▸ DESCRIPTION OF THE TASK:
Using the listing below, please gather every line containing the word "houses".

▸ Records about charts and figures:
________________________________________

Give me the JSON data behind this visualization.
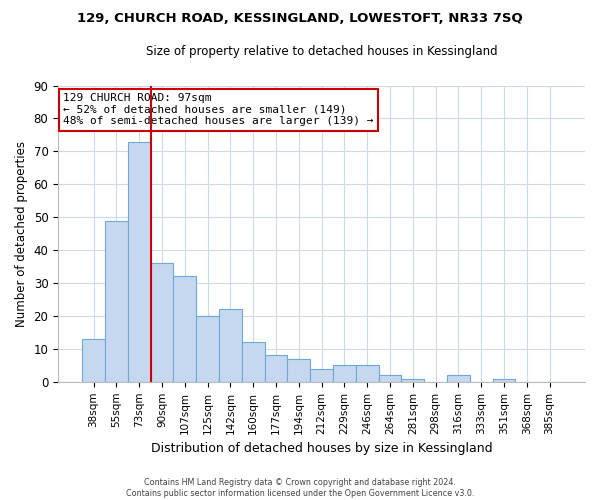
{
  "title1": "129, CHURCH ROAD, KESSINGLAND, LOWESTOFT, NR33 7SQ",
  "title2": "Size of property relative to detached houses in Kessingland",
  "xlabel": "Distribution of detached houses by size in Kessingland",
  "ylabel": "Number of detached properties",
  "bar_labels": [
    "38sqm",
    "55sqm",
    "73sqm",
    "90sqm",
    "107sqm",
    "125sqm",
    "142sqm",
    "160sqm",
    "177sqm",
    "194sqm",
    "212sqm",
    "229sqm",
    "246sqm",
    "264sqm",
    "281sqm",
    "298sqm",
    "316sqm",
    "333sqm",
    "351sqm",
    "368sqm",
    "385sqm"
  ],
  "bar_values": [
    13,
    49,
    73,
    36,
    32,
    20,
    22,
    12,
    8,
    7,
    4,
    5,
    5,
    2,
    1,
    0,
    2,
    0,
    1,
    0,
    0
  ],
  "bar_color": "#c5d8f0",
  "bar_edge_color": "#6ea8d8",
  "vline_color": "#cc0000",
  "ylim": [
    0,
    90
  ],
  "yticks": [
    0,
    10,
    20,
    30,
    40,
    50,
    60,
    70,
    80,
    90
  ],
  "annotation_title": "129 CHURCH ROAD: 97sqm",
  "annotation_line1": "← 52% of detached houses are smaller (149)",
  "annotation_line2": "48% of semi-detached houses are larger (139) →",
  "footer1": "Contains HM Land Registry data © Crown copyright and database right 2024.",
  "footer2": "Contains public sector information licensed under the Open Government Licence v3.0.",
  "background_color": "#ffffff",
  "grid_color": "#d0d8ec"
}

________________________________________

▸ RIGHT ANSWER:
  "title2": "Size of property relative to detached houses in Kessingland",
  "xlabel": "Distribution of detached houses by size in Kessingland",
  "annotation_line1": "← 52% of detached houses are smaller (149)",
  "annotation_line2": "48% of semi-detached houses are larger (139) →",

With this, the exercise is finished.